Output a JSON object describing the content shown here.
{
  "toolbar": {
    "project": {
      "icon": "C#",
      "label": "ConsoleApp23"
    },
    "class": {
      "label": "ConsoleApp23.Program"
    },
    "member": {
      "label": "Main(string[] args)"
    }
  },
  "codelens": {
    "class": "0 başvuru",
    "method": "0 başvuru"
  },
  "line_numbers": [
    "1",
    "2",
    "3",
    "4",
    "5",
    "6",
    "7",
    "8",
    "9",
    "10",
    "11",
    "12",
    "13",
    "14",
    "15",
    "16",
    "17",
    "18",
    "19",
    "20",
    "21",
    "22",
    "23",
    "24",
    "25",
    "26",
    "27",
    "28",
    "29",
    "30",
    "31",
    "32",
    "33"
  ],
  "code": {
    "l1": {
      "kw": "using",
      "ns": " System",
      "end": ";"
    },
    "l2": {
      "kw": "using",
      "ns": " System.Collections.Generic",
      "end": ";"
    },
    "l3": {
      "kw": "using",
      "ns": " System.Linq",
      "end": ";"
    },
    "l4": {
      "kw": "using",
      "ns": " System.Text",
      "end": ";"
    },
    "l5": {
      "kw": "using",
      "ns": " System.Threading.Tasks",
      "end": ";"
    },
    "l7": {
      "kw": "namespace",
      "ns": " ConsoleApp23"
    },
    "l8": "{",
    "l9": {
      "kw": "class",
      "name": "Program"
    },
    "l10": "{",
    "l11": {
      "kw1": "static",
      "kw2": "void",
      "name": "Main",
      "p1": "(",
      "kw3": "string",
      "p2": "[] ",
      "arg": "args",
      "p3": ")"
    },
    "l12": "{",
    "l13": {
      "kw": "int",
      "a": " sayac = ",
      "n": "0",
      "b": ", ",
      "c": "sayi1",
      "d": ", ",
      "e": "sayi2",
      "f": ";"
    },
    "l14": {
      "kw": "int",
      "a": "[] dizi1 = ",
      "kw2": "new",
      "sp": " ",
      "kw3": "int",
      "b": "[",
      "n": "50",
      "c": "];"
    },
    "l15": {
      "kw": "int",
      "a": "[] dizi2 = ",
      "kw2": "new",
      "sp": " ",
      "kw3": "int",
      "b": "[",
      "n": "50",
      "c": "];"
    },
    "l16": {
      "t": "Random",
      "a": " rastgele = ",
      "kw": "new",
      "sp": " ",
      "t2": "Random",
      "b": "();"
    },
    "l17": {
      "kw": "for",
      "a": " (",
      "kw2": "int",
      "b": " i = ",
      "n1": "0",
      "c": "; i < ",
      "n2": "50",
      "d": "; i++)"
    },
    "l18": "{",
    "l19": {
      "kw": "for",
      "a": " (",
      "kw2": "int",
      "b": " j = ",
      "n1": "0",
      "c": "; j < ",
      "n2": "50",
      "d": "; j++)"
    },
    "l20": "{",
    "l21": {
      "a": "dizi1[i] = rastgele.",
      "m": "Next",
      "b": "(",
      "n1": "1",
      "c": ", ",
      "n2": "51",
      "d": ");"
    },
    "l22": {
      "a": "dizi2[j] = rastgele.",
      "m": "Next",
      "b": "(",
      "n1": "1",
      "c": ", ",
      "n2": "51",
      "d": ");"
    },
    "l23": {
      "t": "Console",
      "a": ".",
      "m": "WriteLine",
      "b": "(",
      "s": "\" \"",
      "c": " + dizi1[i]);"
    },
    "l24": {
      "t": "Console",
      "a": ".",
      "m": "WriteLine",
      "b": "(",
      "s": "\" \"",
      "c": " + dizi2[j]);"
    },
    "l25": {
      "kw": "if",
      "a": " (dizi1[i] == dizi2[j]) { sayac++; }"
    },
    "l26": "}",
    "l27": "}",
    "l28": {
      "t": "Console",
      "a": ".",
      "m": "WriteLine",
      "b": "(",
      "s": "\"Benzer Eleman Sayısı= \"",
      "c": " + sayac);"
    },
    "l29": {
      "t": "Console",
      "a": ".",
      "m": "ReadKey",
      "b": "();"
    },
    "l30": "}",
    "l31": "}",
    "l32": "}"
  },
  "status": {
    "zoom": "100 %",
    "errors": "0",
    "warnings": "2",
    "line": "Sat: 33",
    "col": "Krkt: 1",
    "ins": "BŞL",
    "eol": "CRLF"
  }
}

★ ★ ★ ★ ★ ★ ★

» **TASK INSTRUCTIONS**
Every line containing the string "rastgele" must be listed.

» **THE ANSWER**
      "a": " rastgele = ",
      "a": "dizi1[i] = rastgele.",
      "a": "dizi2[j] = rastgele.",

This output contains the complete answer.